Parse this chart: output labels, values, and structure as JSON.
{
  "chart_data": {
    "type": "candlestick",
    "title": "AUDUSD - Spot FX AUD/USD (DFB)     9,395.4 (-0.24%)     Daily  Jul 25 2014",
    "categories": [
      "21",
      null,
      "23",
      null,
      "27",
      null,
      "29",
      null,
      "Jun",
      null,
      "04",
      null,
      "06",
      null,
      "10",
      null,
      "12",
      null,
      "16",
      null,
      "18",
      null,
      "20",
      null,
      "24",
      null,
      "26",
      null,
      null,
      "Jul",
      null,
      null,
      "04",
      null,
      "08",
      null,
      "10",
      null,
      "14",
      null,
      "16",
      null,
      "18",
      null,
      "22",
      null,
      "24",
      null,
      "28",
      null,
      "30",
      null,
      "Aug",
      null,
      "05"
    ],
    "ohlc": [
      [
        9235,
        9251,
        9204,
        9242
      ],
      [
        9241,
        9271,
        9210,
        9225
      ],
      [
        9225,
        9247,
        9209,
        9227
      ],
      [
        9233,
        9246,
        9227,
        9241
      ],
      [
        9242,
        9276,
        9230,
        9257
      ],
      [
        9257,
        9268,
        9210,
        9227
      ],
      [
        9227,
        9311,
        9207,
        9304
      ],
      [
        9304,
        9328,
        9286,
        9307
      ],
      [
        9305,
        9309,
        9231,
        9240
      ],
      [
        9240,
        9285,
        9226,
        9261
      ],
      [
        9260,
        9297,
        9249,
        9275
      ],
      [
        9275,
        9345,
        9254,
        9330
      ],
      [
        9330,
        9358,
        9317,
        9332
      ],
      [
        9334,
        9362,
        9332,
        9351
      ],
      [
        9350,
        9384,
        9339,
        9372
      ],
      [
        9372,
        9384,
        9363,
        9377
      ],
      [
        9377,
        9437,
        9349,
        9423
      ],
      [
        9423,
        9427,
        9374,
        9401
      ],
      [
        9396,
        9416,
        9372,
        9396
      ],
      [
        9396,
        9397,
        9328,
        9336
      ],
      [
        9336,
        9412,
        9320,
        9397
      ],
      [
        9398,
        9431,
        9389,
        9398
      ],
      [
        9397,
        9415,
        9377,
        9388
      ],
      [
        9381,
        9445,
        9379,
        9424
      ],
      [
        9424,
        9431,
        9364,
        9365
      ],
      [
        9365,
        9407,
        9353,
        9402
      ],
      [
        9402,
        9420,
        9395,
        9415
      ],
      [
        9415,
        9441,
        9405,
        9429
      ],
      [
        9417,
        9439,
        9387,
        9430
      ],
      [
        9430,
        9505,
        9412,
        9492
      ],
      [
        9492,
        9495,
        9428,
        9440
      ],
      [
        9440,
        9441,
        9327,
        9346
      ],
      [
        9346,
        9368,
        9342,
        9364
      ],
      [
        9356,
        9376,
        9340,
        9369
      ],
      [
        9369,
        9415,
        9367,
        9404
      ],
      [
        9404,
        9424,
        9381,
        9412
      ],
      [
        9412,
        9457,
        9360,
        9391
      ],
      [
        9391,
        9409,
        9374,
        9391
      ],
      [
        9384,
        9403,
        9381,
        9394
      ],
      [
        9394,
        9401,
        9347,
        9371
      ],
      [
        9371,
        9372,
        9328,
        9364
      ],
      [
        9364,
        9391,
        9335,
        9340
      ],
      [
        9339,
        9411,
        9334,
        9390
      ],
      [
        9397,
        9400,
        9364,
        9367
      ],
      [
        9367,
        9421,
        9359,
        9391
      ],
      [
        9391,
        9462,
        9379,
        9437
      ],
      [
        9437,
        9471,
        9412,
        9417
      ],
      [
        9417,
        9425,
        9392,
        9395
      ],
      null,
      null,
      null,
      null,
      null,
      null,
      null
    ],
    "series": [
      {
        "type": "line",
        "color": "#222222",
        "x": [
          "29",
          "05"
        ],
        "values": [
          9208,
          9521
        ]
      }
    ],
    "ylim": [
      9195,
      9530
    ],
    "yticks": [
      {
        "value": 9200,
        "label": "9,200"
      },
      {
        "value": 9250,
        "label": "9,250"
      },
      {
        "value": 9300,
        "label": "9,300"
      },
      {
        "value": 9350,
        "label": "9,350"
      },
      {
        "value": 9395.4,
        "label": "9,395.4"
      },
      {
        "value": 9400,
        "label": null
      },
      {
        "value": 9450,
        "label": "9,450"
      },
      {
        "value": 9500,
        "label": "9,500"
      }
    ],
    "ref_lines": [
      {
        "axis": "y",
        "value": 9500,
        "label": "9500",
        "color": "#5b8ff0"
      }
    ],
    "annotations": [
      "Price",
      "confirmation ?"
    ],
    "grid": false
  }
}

● GOAL: From the listing above, pick out each line where the word "values" appears.

● RESULT OF THIS TASK:
Parse this chart: output labels, values, and structure as JSON.
        "values": [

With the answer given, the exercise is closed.